start
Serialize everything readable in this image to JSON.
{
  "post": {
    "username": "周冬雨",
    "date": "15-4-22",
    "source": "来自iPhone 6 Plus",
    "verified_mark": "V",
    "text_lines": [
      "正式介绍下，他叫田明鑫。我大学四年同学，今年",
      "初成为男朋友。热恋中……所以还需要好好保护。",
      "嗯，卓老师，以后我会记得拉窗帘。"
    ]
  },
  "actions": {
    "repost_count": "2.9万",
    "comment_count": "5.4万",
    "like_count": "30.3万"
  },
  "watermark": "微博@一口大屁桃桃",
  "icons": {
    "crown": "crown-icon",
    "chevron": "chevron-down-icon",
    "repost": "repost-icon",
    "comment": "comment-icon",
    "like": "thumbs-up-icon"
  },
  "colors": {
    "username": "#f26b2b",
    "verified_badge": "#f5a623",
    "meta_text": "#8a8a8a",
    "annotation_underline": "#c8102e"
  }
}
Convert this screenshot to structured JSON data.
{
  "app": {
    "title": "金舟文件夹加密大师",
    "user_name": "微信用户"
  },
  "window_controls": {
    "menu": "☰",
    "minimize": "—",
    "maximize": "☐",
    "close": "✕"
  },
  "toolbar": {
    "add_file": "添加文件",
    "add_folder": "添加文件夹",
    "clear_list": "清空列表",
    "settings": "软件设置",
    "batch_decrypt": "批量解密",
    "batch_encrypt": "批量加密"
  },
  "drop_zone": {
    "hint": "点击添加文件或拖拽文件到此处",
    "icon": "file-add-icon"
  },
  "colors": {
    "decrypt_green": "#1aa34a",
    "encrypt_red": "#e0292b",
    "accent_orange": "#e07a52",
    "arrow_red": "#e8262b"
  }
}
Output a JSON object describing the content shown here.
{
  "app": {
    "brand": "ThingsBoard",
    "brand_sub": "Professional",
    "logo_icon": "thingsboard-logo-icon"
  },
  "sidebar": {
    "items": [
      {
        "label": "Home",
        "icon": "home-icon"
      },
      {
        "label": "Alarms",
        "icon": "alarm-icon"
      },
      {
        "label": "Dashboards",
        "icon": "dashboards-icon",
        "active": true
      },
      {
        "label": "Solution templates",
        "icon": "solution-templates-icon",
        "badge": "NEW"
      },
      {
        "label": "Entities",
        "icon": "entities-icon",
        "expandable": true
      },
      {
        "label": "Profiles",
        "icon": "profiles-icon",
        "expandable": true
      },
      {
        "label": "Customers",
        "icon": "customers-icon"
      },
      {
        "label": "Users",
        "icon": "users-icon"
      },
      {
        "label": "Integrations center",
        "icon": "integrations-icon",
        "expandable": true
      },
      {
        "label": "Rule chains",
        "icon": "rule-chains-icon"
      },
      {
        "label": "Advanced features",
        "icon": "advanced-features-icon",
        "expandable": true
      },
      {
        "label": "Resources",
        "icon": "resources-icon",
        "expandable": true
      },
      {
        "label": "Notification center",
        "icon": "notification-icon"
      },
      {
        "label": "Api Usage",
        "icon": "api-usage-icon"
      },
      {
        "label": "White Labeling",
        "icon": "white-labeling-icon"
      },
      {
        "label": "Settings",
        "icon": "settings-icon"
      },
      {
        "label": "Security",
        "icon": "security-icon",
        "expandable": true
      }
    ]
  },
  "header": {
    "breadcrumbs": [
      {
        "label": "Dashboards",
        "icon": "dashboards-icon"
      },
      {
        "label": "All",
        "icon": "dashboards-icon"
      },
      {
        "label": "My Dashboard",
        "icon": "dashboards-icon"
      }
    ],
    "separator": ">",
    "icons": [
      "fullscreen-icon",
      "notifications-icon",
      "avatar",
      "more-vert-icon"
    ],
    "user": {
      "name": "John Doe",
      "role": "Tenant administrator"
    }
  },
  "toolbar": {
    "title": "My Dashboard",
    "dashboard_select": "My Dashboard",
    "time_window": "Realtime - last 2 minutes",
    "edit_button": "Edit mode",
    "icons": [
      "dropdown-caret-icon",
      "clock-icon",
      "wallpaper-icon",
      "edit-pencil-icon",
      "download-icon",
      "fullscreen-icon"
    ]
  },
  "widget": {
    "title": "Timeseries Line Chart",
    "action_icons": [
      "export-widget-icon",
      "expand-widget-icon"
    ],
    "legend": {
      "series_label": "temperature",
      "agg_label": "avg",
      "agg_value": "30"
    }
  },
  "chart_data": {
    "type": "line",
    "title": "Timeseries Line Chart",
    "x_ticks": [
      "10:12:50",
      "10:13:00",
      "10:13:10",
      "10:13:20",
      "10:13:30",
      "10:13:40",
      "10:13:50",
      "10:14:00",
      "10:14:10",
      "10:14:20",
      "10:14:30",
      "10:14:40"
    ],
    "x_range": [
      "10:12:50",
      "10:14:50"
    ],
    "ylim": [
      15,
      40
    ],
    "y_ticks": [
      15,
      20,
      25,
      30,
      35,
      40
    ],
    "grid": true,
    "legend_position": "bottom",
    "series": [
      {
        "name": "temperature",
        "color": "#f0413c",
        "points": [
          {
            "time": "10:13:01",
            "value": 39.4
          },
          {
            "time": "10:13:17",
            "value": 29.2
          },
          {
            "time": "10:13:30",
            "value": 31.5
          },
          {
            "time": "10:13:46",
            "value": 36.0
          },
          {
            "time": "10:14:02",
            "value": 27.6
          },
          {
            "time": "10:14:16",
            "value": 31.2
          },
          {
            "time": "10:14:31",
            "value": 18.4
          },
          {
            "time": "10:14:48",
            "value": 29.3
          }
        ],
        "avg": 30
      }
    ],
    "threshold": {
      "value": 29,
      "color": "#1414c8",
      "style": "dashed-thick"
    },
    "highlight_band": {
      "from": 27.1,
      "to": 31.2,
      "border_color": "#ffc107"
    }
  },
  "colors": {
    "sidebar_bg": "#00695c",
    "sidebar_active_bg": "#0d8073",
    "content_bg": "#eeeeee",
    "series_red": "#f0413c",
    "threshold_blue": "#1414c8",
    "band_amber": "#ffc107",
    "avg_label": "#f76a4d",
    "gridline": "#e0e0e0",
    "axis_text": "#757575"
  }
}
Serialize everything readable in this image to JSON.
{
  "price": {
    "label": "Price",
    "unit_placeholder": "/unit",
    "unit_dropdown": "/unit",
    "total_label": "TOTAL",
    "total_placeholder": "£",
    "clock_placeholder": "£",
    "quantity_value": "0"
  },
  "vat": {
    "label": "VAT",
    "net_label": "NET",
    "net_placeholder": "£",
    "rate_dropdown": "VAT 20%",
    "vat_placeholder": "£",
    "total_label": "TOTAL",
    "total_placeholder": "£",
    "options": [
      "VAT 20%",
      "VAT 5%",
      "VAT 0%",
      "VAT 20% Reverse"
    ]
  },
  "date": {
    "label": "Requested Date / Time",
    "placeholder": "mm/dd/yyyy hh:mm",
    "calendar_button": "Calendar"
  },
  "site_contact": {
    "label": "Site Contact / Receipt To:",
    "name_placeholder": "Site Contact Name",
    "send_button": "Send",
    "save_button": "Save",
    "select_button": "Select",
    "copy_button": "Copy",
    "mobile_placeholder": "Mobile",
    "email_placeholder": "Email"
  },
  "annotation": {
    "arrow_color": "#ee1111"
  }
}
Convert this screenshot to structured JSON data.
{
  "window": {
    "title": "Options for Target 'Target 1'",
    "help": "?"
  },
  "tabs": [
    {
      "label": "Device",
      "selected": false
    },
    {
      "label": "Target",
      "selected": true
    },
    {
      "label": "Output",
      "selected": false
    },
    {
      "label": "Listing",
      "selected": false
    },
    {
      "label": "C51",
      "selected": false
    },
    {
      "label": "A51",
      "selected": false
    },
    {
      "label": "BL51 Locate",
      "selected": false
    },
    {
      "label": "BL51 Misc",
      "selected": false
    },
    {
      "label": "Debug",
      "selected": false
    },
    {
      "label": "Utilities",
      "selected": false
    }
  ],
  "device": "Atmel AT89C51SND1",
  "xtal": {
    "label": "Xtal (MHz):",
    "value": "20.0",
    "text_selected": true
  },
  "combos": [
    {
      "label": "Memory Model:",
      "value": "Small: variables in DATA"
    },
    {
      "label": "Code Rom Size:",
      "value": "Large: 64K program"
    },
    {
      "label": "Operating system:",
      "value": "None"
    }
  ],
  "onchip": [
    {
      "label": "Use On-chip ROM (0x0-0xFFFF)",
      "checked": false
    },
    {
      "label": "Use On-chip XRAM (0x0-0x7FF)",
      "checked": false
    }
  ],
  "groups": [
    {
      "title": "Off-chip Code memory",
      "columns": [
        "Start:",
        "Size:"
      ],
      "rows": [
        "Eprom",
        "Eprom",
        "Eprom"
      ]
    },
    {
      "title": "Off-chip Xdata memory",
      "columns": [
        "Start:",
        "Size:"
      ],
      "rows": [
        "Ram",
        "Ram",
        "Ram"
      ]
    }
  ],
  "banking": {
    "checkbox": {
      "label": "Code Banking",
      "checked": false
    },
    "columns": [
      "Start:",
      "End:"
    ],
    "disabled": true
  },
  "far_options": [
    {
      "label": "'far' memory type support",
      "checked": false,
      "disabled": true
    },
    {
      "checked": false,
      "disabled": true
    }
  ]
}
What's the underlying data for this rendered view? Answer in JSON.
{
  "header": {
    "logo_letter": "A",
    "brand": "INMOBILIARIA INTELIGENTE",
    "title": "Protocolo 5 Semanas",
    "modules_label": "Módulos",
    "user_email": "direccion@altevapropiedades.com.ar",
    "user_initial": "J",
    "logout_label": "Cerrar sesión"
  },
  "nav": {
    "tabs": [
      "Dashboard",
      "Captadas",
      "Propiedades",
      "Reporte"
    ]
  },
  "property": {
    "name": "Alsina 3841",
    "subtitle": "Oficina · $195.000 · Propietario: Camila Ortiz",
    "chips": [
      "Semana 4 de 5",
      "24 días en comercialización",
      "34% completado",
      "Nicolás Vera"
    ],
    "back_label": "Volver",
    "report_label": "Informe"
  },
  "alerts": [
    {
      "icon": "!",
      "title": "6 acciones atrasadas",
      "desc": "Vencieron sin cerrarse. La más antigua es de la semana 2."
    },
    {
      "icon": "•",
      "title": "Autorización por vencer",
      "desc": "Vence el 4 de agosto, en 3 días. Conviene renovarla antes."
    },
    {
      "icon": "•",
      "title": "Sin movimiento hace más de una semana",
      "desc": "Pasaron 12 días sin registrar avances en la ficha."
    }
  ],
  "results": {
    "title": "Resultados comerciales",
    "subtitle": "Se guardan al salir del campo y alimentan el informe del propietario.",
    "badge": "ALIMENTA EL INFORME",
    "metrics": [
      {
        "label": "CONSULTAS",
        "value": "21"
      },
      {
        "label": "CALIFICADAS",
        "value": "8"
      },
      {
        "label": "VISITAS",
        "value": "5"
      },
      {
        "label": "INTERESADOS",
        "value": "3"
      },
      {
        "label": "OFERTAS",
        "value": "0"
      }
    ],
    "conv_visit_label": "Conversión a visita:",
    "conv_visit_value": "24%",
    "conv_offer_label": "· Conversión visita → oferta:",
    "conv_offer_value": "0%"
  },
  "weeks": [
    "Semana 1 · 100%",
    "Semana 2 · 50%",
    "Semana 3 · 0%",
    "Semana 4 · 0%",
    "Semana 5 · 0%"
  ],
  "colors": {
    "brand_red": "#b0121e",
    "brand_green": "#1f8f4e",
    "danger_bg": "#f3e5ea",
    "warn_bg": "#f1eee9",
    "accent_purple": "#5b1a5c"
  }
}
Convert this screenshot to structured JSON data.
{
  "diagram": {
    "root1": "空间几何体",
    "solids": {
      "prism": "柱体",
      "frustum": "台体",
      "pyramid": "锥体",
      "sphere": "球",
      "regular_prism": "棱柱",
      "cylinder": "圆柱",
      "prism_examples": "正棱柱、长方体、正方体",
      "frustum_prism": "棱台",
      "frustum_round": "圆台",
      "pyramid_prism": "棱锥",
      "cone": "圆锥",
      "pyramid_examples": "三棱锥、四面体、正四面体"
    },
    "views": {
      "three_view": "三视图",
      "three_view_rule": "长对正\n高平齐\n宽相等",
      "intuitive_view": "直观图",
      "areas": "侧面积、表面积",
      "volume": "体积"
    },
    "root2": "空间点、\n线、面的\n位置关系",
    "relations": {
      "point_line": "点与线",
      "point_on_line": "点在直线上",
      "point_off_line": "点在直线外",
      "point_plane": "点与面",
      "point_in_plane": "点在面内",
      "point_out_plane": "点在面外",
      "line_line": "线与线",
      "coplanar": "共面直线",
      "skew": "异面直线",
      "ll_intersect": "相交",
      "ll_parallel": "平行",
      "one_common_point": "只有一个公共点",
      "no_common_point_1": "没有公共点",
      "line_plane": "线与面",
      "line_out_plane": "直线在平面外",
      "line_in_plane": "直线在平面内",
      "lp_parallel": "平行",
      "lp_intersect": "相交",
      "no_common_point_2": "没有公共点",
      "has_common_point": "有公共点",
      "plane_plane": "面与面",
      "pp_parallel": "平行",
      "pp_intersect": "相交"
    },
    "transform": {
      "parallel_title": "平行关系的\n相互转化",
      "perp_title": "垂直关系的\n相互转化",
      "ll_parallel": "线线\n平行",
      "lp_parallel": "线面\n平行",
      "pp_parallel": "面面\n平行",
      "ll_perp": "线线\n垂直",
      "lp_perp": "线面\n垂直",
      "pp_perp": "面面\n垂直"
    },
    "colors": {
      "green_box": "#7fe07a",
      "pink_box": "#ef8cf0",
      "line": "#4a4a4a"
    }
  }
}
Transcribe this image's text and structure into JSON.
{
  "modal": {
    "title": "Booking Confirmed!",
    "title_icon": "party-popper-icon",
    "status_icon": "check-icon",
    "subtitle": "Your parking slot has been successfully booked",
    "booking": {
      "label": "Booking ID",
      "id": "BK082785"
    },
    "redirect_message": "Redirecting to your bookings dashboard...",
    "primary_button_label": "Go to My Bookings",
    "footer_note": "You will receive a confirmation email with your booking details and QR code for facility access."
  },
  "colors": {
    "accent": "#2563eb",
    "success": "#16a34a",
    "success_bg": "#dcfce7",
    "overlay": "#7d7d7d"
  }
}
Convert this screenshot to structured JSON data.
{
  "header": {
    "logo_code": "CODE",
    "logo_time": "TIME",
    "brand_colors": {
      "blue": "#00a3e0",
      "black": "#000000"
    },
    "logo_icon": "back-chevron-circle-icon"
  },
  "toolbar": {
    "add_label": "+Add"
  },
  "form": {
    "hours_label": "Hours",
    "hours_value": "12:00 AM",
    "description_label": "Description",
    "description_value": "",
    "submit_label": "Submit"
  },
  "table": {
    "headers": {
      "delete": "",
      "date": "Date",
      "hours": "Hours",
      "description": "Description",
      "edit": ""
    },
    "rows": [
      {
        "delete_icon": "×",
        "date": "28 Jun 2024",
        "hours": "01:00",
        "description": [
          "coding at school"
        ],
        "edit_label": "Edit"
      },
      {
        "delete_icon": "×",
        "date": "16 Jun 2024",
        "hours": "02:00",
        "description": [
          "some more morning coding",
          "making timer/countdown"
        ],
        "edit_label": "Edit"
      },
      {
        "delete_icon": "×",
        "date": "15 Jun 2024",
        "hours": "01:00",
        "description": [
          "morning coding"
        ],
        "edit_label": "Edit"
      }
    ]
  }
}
end
## What to do
Pull out every line in the material above where "features" occurs.

## Response to this task
        "label": "Advanced features",
        "icon": "advanced-features-icon",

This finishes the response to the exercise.